→ **WORK TO COMPLETE**: All of the material below is to be restated word for word, apart from the pictures.

→ **GIVEN ENTRIES**:
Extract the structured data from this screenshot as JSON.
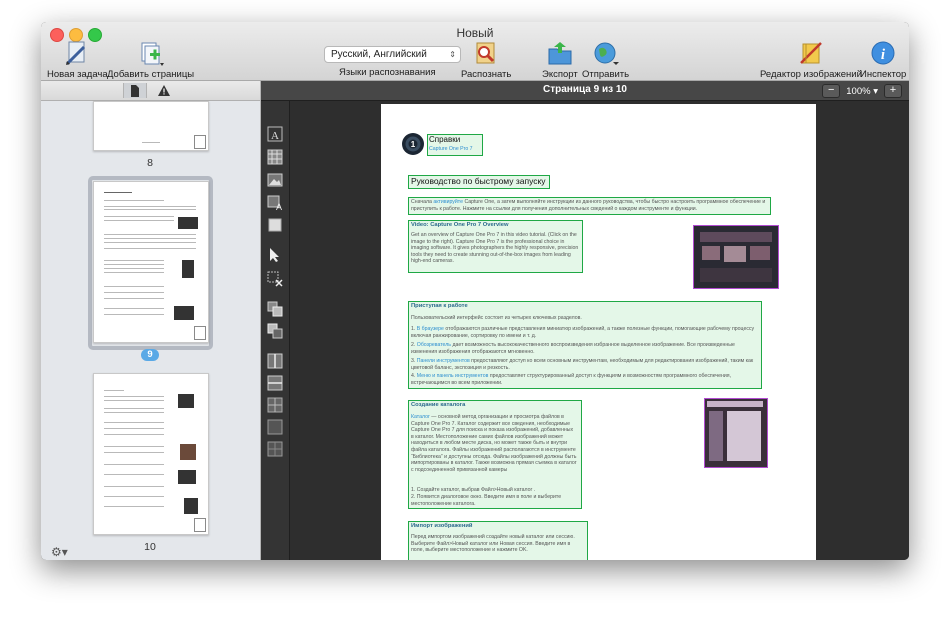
{
  "window": {
    "title": "Новый"
  },
  "toolbar": {
    "new_task": "Новая задача",
    "add_pages": "Добавить страницы",
    "languages_value": "Русский, Английский",
    "languages_label": "Языки распознавания",
    "recognize": "Распознать",
    "export": "Экспорт",
    "send": "Отправить",
    "image_editor": "Редактор изображений",
    "inspector": "Инспектор"
  },
  "sidebar": {
    "pages": [
      {
        "number": "8",
        "selected": false
      },
      {
        "number": "9",
        "selected": true
      },
      {
        "number": "10",
        "selected": false
      }
    ]
  },
  "main": {
    "page_indicator": "Страница 9 из 10",
    "zoom": "100%",
    "zoom_minus": "−",
    "zoom_plus": "+"
  },
  "document": {
    "logo_title": "Справки",
    "logo_subtitle": "Capture One Pro 7",
    "heading": "Руководство по быстрому запуску",
    "intro_pre": "Сначала ",
    "intro_link": "активируйте",
    "intro_post": " Capture One, а затем выполняйте инструкции из данного руководства, чтобы быстро настроить программное обеспечение и приступить к работе. Нажмите на ссылки для получения дополнительных сведений о каждом инструменте и функции.",
    "video_heading": "Video: Capture One Pro 7 Overview",
    "video_text": "Get an overview of Capture One Pro 7 in this video tutorial. (Click on the image to the right). Capture One Pro 7 is the professional choice in imaging software. It gives photographers the highly responsive, precision tools they need to create stunning out-of-the-box images from leading high-end cameras.",
    "start_heading": "Приступая к работе",
    "start_intro": "Пользовательский интерфейс состоит из четырех ключевых разделов.",
    "start_items": [
      {
        "num": "1.",
        "link": "В браузере",
        "text": " отображаются различные представления миниатюр изображений, а также полезные функции, помогающие рабочему процессу включая ранжирование, сортировку по имени и т. д."
      },
      {
        "num": "2.",
        "link": "Обозреватель",
        "text": " дает возможность высококачественного воспроизведения избранное выделенное изображение. Все произведенные изменения изображения отображаются мгновенно."
      },
      {
        "num": "3.",
        "link": "Панели инструментов",
        "text": " предоставляют доступ ко всем основным инструментам, необходимым для редактирования изображений, таким как цветовой баланс, экспозиция и резкость."
      },
      {
        "num": "4.",
        "link": "Меню и  панель инструментов",
        "text": " предоставляет структурированный доступ к функциям и возможностям программного обеспечения, встречающимся во всем приложении."
      }
    ],
    "catalog_heading": "Создание каталога",
    "catalog_link": "Каталог",
    "catalog_text": " — основной метод организации и просмотра файлов в Capture One Pro 7. Каталог содержит все сведения, необходимые Capture One Pro 7 для поиска и показа изображений, добавленных в каталог. Местоположение самих файлов изображений может находиться в любом месте диска, но может также быть и внутри файла каталога. Файлы изображений располагаются в инструменте “Библиотека” и доступны отсюда. Файлы изображений должны быть импортированы в каталог. Также возможна прямая съемка в каталог с подсоединенной привязанной камеры",
    "catalog_items": [
      {
        "num": "1.",
        "text": "Создайте каталог, выбрав Файл>Новый каталог ."
      },
      {
        "num": "2.",
        "text": "Появится диалоговое окно. Введите имя в поле и выберите местоположение каталога."
      }
    ],
    "import_heading": "Импорт изображений",
    "import_text": "Перед импортом изображений создайте новый каталог или сессию. Выберите Файл>Новый каталог или Новая сессия. Введите имя в поле, выберите местоположение и нажмите OK."
  },
  "colors": {
    "zone_green": "#1fa845",
    "zone_purple": "#b14bd1",
    "selection_blue": "#5aa9e6"
  },
  "icons": [
    "new-task-icon",
    "add-pages-icon",
    "recognize-icon",
    "export-icon",
    "send-icon",
    "image-editor-icon",
    "inspector-icon",
    "pages-icon",
    "warning-icon",
    "gear-icon"
  ]
}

→ **SOLUTION TO THIS TASK**:
Extract the structured data from this screenshot as JSON.
{
  "window": {
    "title": "Новый"
  },
  "toolbar": {
    "new_task": "Новая задача",
    "add_pages": "Добавить страницы",
    "languages_value": "Русский, Английский",
    "languages_label": "Языки распознавания",
    "recognize": "Распознать",
    "export": "Экспорт",
    "send": "Отправить",
    "image_editor": "Редактор изображений",
    "inspector": "Инспектор"
  },
  "sidebar": {
    "pages": [
      {
        "number": "8",
        "selected": false
      },
      {
        "number": "9",
        "selected": true
      },
      {
        "number": "10",
        "selected": false
      }
    ]
  },
  "main": {
    "page_indicator": "Страница 9 из 10",
    "zoom": "100%",
    "zoom_minus": "−",
    "zoom_plus": "+"
  },
  "document": {
    "logo_title": "Справки",
    "logo_subtitle": "Capture One Pro 7",
    "heading": "Руководство по быстрому запуску",
    "intro_pre": "Сначала ",
    "intro_link": "активируйте",
    "intro_post": " Capture One, а затем выполняйте инструкции из данного руководства, чтобы быстро настроить программное обеспечение и приступить к работе. Нажмите на ссылки для получения дополнительных сведений о каждом инструменте и функции.",
    "video_heading": "Video: Capture One Pro 7 Overview",
    "video_text": "Get an overview of Capture One Pro 7 in this video tutorial. (Click on the image to the right). Capture One Pro 7 is the professional choice in imaging software. It gives photographers the highly responsive, precision tools they need to create stunning out-of-the-box images from leading high-end cameras.",
    "start_heading": "Приступая к работе",
    "start_intro": "Пользовательский интерфейс состоит из четырех ключевых разделов.",
    "start_items": [
      {
        "num": "1.",
        "link": "В браузере",
        "text": " отображаются различные представления миниатюр изображений, а также полезные функции, помогающие рабочему процессу включая ранжирование, сортировку по имени и т. д."
      },
      {
        "num": "2.",
        "link": "Обозреватель",
        "text": " дает возможность высококачественного воспроизведения избранное выделенное изображение. Все произведенные изменения изображения отображаются мгновенно."
      },
      {
        "num": "3.",
        "link": "Панели инструментов",
        "text": " предоставляют доступ ко всем основным инструментам, необходимым для редактирования изображений, таким как цветовой баланс, экспозиция и резкость."
      },
      {
        "num": "4.",
        "link": "Меню и  панель инструментов",
        "text": " предоставляет структурированный доступ к функциям и возможностям программного обеспечения, встречающимся во всем приложении."
      }
    ],
    "catalog_heading": "Создание каталога",
    "catalog_link": "Каталог",
    "catalog_text": " — основной метод организации и просмотра файлов в Capture One Pro 7. Каталог содержит все сведения, необходимые Capture One Pro 7 для поиска и показа изображений, добавленных в каталог. Местоположение самих файлов изображений может находиться в любом месте диска, но может также быть и внутри файла каталога. Файлы изображений располагаются в инструменте “Библиотека” и доступны отсюда. Файлы изображений должны быть импортированы в каталог. Также возможна прямая съемка в каталог с подсоединенной привязанной камеры",
    "catalog_items": [
      {
        "num": "1.",
        "text": "Создайте каталог, выбрав Файл>Новый каталог ."
      },
      {
        "num": "2.",
        "text": "Появится диалоговое окно. Введите имя в поле и выберите местоположение каталога."
      }
    ],
    "import_heading": "Импорт изображений",
    "import_text": "Перед импортом изображений создайте новый каталог или сессию. Выберите Файл>Новый каталог или Новая сессия. Введите имя в поле, выберите местоположение и нажмите OK."
  },
  "colors": {
    "zone_green": "#1fa845",
    "zone_purple": "#b14bd1",
    "selection_blue": "#5aa9e6"
  },
  "icons": [
    "new-task-icon",
    "add-pages-icon",
    "recognize-icon",
    "export-icon",
    "send-icon",
    "image-editor-icon",
    "inspector-icon",
    "pages-icon",
    "warning-icon",
    "gear-icon"
  ]
}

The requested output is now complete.